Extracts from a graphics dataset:
>> begin

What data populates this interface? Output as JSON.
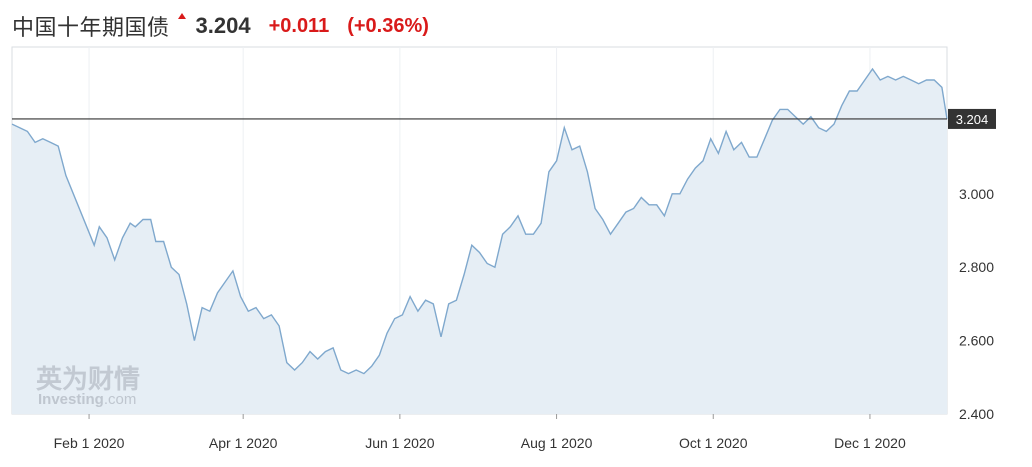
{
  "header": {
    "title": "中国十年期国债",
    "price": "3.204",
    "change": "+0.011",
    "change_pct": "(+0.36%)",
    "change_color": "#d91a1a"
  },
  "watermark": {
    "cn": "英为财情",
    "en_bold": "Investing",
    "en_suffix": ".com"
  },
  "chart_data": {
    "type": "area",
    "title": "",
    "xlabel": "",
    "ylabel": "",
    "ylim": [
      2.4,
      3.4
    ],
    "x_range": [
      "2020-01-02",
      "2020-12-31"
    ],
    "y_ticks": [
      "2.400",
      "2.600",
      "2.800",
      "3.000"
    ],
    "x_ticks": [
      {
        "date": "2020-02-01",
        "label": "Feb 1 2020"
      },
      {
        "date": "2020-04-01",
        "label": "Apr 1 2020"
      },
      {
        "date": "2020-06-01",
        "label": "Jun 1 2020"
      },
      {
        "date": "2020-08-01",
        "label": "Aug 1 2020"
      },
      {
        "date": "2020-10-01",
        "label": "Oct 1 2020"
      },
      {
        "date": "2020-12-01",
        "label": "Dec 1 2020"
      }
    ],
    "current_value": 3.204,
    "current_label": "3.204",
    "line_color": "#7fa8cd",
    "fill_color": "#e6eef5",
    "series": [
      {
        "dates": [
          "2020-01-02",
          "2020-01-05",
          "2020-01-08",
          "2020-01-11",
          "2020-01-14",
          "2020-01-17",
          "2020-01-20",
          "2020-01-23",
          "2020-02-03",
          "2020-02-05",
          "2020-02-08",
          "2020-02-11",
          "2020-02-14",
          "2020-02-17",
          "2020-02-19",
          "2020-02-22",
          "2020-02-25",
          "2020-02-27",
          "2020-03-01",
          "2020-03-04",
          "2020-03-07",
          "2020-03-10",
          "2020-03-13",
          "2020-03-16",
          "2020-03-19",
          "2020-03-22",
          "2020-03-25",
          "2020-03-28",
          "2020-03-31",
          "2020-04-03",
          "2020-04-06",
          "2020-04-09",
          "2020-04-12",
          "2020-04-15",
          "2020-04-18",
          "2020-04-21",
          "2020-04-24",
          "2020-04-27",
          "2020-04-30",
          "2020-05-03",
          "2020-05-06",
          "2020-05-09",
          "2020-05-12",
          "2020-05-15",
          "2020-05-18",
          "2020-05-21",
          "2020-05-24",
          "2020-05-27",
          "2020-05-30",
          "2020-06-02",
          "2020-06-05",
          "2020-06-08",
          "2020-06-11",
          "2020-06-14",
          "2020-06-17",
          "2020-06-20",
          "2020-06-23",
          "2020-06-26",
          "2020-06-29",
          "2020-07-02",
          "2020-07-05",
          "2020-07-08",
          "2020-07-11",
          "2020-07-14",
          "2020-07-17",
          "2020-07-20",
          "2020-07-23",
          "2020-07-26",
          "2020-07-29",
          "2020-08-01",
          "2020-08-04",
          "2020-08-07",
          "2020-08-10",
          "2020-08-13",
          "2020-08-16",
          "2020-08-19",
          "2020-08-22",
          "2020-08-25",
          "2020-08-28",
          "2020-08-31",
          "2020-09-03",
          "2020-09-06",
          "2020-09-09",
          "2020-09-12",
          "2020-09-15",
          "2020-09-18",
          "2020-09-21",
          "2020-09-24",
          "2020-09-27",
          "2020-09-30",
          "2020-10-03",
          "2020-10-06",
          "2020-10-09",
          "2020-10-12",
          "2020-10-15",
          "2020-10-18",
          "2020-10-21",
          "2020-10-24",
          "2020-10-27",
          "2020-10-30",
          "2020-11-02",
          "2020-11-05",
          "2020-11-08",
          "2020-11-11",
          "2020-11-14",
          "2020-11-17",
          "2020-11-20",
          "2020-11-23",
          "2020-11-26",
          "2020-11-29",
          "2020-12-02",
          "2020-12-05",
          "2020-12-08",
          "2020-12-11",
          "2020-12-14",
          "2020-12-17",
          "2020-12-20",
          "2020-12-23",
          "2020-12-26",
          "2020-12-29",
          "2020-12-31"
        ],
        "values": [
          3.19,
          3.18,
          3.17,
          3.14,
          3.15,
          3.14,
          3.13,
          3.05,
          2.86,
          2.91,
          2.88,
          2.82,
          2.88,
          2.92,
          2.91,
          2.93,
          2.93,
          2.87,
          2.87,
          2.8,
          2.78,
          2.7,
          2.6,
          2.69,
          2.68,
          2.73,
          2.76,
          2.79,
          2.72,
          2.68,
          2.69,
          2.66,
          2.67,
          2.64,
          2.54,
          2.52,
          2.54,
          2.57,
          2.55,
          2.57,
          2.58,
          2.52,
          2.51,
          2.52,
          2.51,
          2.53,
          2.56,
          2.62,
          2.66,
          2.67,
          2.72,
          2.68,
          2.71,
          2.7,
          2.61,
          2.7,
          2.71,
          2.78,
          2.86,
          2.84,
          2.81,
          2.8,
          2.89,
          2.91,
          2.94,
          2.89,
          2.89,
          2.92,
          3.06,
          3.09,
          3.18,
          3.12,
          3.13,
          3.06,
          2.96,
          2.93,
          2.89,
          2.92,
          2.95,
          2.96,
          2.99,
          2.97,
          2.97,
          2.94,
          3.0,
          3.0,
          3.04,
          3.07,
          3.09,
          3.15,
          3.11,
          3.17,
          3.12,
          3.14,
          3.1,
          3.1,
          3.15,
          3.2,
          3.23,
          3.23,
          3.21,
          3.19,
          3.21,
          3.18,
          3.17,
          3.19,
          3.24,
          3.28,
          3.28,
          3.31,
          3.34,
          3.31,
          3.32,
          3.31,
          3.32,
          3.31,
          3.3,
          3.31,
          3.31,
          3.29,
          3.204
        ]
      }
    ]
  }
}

>> end

SHORT TASK: Without including any pictures, reproduce the listing exactly.

PROBLEM SOLUTION:
What data populates this interface? Output as JSON.
{
  "header": {
    "title": "中国十年期国债",
    "price": "3.204",
    "change": "+0.011",
    "change_pct": "(+0.36%)",
    "change_color": "#d91a1a"
  },
  "watermark": {
    "cn": "英为财情",
    "en_bold": "Investing",
    "en_suffix": ".com"
  },
  "chart_data": {
    "type": "area",
    "title": "",
    "xlabel": "",
    "ylabel": "",
    "ylim": [
      2.4,
      3.4
    ],
    "x_range": [
      "2020-01-02",
      "2020-12-31"
    ],
    "y_ticks": [
      "2.400",
      "2.600",
      "2.800",
      "3.000"
    ],
    "x_ticks": [
      {
        "date": "2020-02-01",
        "label": "Feb 1 2020"
      },
      {
        "date": "2020-04-01",
        "label": "Apr 1 2020"
      },
      {
        "date": "2020-06-01",
        "label": "Jun 1 2020"
      },
      {
        "date": "2020-08-01",
        "label": "Aug 1 2020"
      },
      {
        "date": "2020-10-01",
        "label": "Oct 1 2020"
      },
      {
        "date": "2020-12-01",
        "label": "Dec 1 2020"
      }
    ],
    "current_value": 3.204,
    "current_label": "3.204",
    "line_color": "#7fa8cd",
    "fill_color": "#e6eef5",
    "series": [
      {
        "dates": [
          "2020-01-02",
          "2020-01-05",
          "2020-01-08",
          "2020-01-11",
          "2020-01-14",
          "2020-01-17",
          "2020-01-20",
          "2020-01-23",
          "2020-02-03",
          "2020-02-05",
          "2020-02-08",
          "2020-02-11",
          "2020-02-14",
          "2020-02-17",
          "2020-02-19",
          "2020-02-22",
          "2020-02-25",
          "2020-02-27",
          "2020-03-01",
          "2020-03-04",
          "2020-03-07",
          "2020-03-10",
          "2020-03-13",
          "2020-03-16",
          "2020-03-19",
          "2020-03-22",
          "2020-03-25",
          "2020-03-28",
          "2020-03-31",
          "2020-04-03",
          "2020-04-06",
          "2020-04-09",
          "2020-04-12",
          "2020-04-15",
          "2020-04-18",
          "2020-04-21",
          "2020-04-24",
          "2020-04-27",
          "2020-04-30",
          "2020-05-03",
          "2020-05-06",
          "2020-05-09",
          "2020-05-12",
          "2020-05-15",
          "2020-05-18",
          "2020-05-21",
          "2020-05-24",
          "2020-05-27",
          "2020-05-30",
          "2020-06-02",
          "2020-06-05",
          "2020-06-08",
          "2020-06-11",
          "2020-06-14",
          "2020-06-17",
          "2020-06-20",
          "2020-06-23",
          "2020-06-26",
          "2020-06-29",
          "2020-07-02",
          "2020-07-05",
          "2020-07-08",
          "2020-07-11",
          "2020-07-14",
          "2020-07-17",
          "2020-07-20",
          "2020-07-23",
          "2020-07-26",
          "2020-07-29",
          "2020-08-01",
          "2020-08-04",
          "2020-08-07",
          "2020-08-10",
          "2020-08-13",
          "2020-08-16",
          "2020-08-19",
          "2020-08-22",
          "2020-08-25",
          "2020-08-28",
          "2020-08-31",
          "2020-09-03",
          "2020-09-06",
          "2020-09-09",
          "2020-09-12",
          "2020-09-15",
          "2020-09-18",
          "2020-09-21",
          "2020-09-24",
          "2020-09-27",
          "2020-09-30",
          "2020-10-03",
          "2020-10-06",
          "2020-10-09",
          "2020-10-12",
          "2020-10-15",
          "2020-10-18",
          "2020-10-21",
          "2020-10-24",
          "2020-10-27",
          "2020-10-30",
          "2020-11-02",
          "2020-11-05",
          "2020-11-08",
          "2020-11-11",
          "2020-11-14",
          "2020-11-17",
          "2020-11-20",
          "2020-11-23",
          "2020-11-26",
          "2020-11-29",
          "2020-12-02",
          "2020-12-05",
          "2020-12-08",
          "2020-12-11",
          "2020-12-14",
          "2020-12-17",
          "2020-12-20",
          "2020-12-23",
          "2020-12-26",
          "2020-12-29",
          "2020-12-31"
        ],
        "values": [
          3.19,
          3.18,
          3.17,
          3.14,
          3.15,
          3.14,
          3.13,
          3.05,
          2.86,
          2.91,
          2.88,
          2.82,
          2.88,
          2.92,
          2.91,
          2.93,
          2.93,
          2.87,
          2.87,
          2.8,
          2.78,
          2.7,
          2.6,
          2.69,
          2.68,
          2.73,
          2.76,
          2.79,
          2.72,
          2.68,
          2.69,
          2.66,
          2.67,
          2.64,
          2.54,
          2.52,
          2.54,
          2.57,
          2.55,
          2.57,
          2.58,
          2.52,
          2.51,
          2.52,
          2.51,
          2.53,
          2.56,
          2.62,
          2.66,
          2.67,
          2.72,
          2.68,
          2.71,
          2.7,
          2.61,
          2.7,
          2.71,
          2.78,
          2.86,
          2.84,
          2.81,
          2.8,
          2.89,
          2.91,
          2.94,
          2.89,
          2.89,
          2.92,
          3.06,
          3.09,
          3.18,
          3.12,
          3.13,
          3.06,
          2.96,
          2.93,
          2.89,
          2.92,
          2.95,
          2.96,
          2.99,
          2.97,
          2.97,
          2.94,
          3.0,
          3.0,
          3.04,
          3.07,
          3.09,
          3.15,
          3.11,
          3.17,
          3.12,
          3.14,
          3.1,
          3.1,
          3.15,
          3.2,
          3.23,
          3.23,
          3.21,
          3.19,
          3.21,
          3.18,
          3.17,
          3.19,
          3.24,
          3.28,
          3.28,
          3.31,
          3.34,
          3.31,
          3.32,
          3.31,
          3.32,
          3.31,
          3.3,
          3.31,
          3.31,
          3.29,
          3.204
        ]
      }
    ]
  }
}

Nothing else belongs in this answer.